## The task
Quote each record exactly, please, leaving none out.

## Dataset extract
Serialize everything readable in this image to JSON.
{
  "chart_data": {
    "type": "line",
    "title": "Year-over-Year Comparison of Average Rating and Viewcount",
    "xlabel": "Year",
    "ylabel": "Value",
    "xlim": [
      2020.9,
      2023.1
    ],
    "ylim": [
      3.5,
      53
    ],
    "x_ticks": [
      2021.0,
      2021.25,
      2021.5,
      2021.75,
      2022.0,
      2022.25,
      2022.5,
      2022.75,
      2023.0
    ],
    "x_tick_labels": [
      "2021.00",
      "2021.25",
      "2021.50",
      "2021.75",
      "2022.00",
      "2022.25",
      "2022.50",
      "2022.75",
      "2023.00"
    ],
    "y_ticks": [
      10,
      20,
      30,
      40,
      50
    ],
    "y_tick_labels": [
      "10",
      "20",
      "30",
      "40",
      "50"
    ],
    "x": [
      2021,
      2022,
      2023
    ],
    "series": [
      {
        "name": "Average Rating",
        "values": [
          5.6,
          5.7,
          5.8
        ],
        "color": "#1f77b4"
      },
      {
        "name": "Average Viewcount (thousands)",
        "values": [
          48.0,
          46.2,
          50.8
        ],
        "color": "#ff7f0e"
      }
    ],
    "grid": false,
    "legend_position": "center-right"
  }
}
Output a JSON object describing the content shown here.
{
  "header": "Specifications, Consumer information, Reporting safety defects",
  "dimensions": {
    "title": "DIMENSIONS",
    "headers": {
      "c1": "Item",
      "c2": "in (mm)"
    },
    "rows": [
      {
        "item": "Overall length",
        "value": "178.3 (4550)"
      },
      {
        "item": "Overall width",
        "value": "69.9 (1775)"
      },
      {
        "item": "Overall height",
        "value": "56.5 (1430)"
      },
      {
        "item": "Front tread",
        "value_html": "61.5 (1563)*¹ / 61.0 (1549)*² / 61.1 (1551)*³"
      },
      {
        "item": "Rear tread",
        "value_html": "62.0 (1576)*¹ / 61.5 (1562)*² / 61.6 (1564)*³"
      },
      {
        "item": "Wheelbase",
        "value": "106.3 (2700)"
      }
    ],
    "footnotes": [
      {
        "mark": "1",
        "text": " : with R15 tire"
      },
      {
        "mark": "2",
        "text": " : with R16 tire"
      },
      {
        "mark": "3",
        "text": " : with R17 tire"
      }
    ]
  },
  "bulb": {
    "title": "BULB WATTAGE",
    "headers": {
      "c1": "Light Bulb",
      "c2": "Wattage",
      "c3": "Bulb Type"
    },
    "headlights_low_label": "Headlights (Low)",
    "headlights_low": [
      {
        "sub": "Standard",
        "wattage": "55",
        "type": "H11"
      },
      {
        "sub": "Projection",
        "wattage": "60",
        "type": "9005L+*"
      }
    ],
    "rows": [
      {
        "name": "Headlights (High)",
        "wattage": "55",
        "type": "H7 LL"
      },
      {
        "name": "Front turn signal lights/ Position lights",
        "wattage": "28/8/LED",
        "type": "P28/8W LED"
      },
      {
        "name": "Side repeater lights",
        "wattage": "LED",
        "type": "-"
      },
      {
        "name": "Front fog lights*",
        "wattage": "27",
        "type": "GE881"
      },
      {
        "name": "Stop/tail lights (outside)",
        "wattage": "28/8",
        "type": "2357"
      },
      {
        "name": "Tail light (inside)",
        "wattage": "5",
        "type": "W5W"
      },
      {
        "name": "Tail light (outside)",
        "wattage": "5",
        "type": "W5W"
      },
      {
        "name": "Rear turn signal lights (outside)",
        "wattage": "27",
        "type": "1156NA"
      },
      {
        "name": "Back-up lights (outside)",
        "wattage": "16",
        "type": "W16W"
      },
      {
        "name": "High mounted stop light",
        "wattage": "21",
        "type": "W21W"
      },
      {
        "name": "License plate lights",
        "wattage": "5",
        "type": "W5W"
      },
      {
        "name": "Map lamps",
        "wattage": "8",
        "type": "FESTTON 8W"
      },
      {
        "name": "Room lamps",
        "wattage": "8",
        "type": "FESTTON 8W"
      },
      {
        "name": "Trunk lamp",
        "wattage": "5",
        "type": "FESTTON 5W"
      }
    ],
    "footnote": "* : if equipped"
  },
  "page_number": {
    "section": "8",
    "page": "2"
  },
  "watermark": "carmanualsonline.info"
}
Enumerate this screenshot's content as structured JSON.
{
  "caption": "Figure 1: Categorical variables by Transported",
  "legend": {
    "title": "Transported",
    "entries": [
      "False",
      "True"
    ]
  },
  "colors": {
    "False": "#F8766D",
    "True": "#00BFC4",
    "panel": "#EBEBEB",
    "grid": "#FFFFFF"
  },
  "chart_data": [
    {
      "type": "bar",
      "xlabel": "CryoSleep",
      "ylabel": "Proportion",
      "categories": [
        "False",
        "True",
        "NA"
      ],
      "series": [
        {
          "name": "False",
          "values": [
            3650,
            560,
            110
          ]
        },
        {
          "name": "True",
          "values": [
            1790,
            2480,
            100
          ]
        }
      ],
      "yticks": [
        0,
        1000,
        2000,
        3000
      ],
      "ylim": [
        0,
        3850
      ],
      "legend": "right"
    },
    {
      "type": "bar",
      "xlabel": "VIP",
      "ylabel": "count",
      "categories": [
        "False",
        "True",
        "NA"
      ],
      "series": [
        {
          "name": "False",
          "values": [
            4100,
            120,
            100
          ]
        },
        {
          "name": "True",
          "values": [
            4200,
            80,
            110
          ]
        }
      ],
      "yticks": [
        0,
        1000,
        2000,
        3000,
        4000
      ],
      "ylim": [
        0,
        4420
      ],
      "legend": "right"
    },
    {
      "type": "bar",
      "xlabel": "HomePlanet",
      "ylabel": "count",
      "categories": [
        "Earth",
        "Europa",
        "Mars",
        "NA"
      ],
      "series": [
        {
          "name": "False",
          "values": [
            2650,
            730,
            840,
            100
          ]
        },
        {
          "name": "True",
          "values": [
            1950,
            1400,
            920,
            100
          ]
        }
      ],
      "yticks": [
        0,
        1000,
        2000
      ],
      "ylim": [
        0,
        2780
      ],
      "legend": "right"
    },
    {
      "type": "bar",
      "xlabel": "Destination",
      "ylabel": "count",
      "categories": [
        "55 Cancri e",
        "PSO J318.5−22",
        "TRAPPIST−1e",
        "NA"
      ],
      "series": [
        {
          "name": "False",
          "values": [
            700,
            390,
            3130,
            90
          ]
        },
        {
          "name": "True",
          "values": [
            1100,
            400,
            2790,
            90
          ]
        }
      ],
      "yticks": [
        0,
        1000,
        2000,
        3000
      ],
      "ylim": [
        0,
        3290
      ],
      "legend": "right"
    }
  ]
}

## Solution to the exercise
Serialize everything readable in this image to JSON.
{
  "chart_data": {
    "type": "line",
    "title": "Year-over-Year Comparison of Average Rating and Viewcount",
    "xlabel": "Year",
    "ylabel": "Value",
    "xlim": [
      2020.9,
      2023.1
    ],
    "ylim": [
      3.5,
      53
    ],
    "x_ticks": [
      2021.0,
      2021.25,
      2021.5,
      2021.75,
      2022.0,
      2022.25,
      2022.5,
      2022.75,
      2023.0
    ],
    "x_tick_labels": [
      "2021.00",
      "2021.25",
      "2021.50",
      "2021.75",
      "2022.00",
      "2022.25",
      "2022.50",
      "2022.75",
      "2023.00"
    ],
    "y_ticks": [
      10,
      20,
      30,
      40,
      50
    ],
    "y_tick_labels": [
      "10",
      "20",
      "30",
      "40",
      "50"
    ],
    "x": [
      2021,
      2022,
      2023
    ],
    "series": [
      {
        "name": "Average Rating",
        "values": [
          5.6,
          5.7,
          5.8
        ],
        "color": "#1f77b4"
      },
      {
        "name": "Average Viewcount (thousands)",
        "values": [
          48.0,
          46.2,
          50.8
        ],
        "color": "#ff7f0e"
      }
    ],
    "grid": false,
    "legend_position": "center-right"
  }
}
Output a JSON object describing the content shown here.
{
  "header": "Specifications, Consumer information, Reporting safety defects",
  "dimensions": {
    "title": "DIMENSIONS",
    "headers": {
      "c1": "Item",
      "c2": "in (mm)"
    },
    "rows": [
      {
        "item": "Overall length",
        "value": "178.3 (4550)"
      },
      {
        "item": "Overall width",
        "value": "69.9 (1775)"
      },
      {
        "item": "Overall height",
        "value": "56.5 (1430)"
      },
      {
        "item": "Front tread",
        "value_html": "61.5 (1563)*¹ / 61.0 (1549)*² / 61.1 (1551)*³"
      },
      {
        "item": "Rear tread",
        "value_html": "62.0 (1576)*¹ / 61.5 (1562)*² / 61.6 (1564)*³"
      },
      {
        "item": "Wheelbase",
        "value": "106.3 (2700)"
      }
    ],
    "footnotes": [
      {
        "mark": "1",
        "text": " : with R15 tire"
      },
      {
        "mark": "2",
        "text": " : with R16 tire"
      },
      {
        "mark": "3",
        "text": " : with R17 tire"
      }
    ]
  },
  "bulb": {
    "title": "BULB WATTAGE",
    "headers": {
      "c1": "Light Bulb",
      "c2": "Wattage",
      "c3": "Bulb Type"
    },
    "headlights_low_label": "Headlights (Low)",
    "headlights_low": [
      {
        "sub": "Standard",
        "wattage": "55",
        "type": "H11"
      },
      {
        "sub": "Projection",
        "wattage": "60",
        "type": "9005L+*"
      }
    ],
    "rows": [
      {
        "name": "Headlights (High)",
        "wattage": "55",
        "type": "H7 LL"
      },
      {
        "name": "Front turn signal lights/ Position lights",
        "wattage": "28/8/LED",
        "type": "P28/8W LED"
      },
      {
        "name": "Side repeater lights",
        "wattage": "LED",
        "type": "-"
      },
      {
        "name": "Front fog lights*",
        "wattage": "27",
        "type": "GE881"
      },
      {
        "name": "Stop/tail lights (outside)",
        "wattage": "28/8",
        "type": "2357"
      },
      {
        "name": "Tail light (inside)",
        "wattage": "5",
        "type": "W5W"
      },
      {
        "name": "Tail light (outside)",
        "wattage": "5",
        "type": "W5W"
      },
      {
        "name": "Rear turn signal lights (outside)",
        "wattage": "27",
        "type": "1156NA"
      },
      {
        "name": "Back-up lights (outside)",
        "wattage": "16",
        "type": "W16W"
      },
      {
        "name": "High mounted stop light",
        "wattage": "21",
        "type": "W21W"
      },
      {
        "name": "License plate lights",
        "wattage": "5",
        "type": "W5W"
      },
      {
        "name": "Map lamps",
        "wattage": "8",
        "type": "FESTTON 8W"
      },
      {
        "name": "Room lamps",
        "wattage": "8",
        "type": "FESTTON 8W"
      },
      {
        "name": "Trunk lamp",
        "wattage": "5",
        "type": "FESTTON 5W"
      }
    ],
    "footnote": "* : if equipped"
  },
  "page_number": {
    "section": "8",
    "page": "2"
  },
  "watermark": "carmanualsonline.info"
}
Enumerate this screenshot's content as structured JSON.
{
  "caption": "Figure 1: Categorical variables by Transported",
  "legend": {
    "title": "Transported",
    "entries": [
      "False",
      "True"
    ]
  },
  "colors": {
    "False": "#F8766D",
    "True": "#00BFC4",
    "panel": "#EBEBEB",
    "grid": "#FFFFFF"
  },
  "chart_data": [
    {
      "type": "bar",
      "xlabel": "CryoSleep",
      "ylabel": "Proportion",
      "categories": [
        "False",
        "True",
        "NA"
      ],
      "series": [
        {
          "name": "False",
          "values": [
            3650,
            560,
            110
          ]
        },
        {
          "name": "True",
          "values": [
            1790,
            2480,
            100
          ]
        }
      ],
      "yticks": [
        0,
        1000,
        2000,
        3000
      ],
      "ylim": [
        0,
        3850
      ],
      "legend": "right"
    },
    {
      "type": "bar",
      "xlabel": "VIP",
      "ylabel": "count",
      "categories": [
        "False",
        "True",
        "NA"
      ],
      "series": [
        {
          "name": "False",
          "values": [
            4100,
            120,
            100
          ]
        },
        {
          "name": "True",
          "values": [
            4200,
            80,
            110
          ]
        }
      ],
      "yticks": [
        0,
        1000,
        2000,
        3000,
        4000
      ],
      "ylim": [
        0,
        4420
      ],
      "legend": "right"
    },
    {
      "type": "bar",
      "xlabel": "HomePlanet",
      "ylabel": "count",
      "categories": [
        "Earth",
        "Europa",
        "Mars",
        "NA"
      ],
      "series": [
        {
          "name": "False",
          "values": [
            2650,
            730,
            840,
            100
          ]
        },
        {
          "name": "True",
          "values": [
            1950,
            1400,
            920,
            100
          ]
        }
      ],
      "yticks": [
        0,
        1000,
        2000
      ],
      "ylim": [
        0,
        2780
      ],
      "legend": "right"
    },
    {
      "type": "bar",
      "xlabel": "Destination",
      "ylabel": "count",
      "categories": [
        "55 Cancri e",
        "PSO J318.5−22",
        "TRAPPIST−1e",
        "NA"
      ],
      "series": [
        {
          "name": "False",
          "values": [
            700,
            390,
            3130,
            90
          ]
        },
        {
          "name": "True",
          "values": [
            1100,
            400,
            2790,
            90
          ]
        }
      ],
      "yticks": [
        0,
        1000,
        2000,
        3000
      ],
      "ylim": [
        0,
        3290
      ],
      "legend": "right"
    }
  ]
}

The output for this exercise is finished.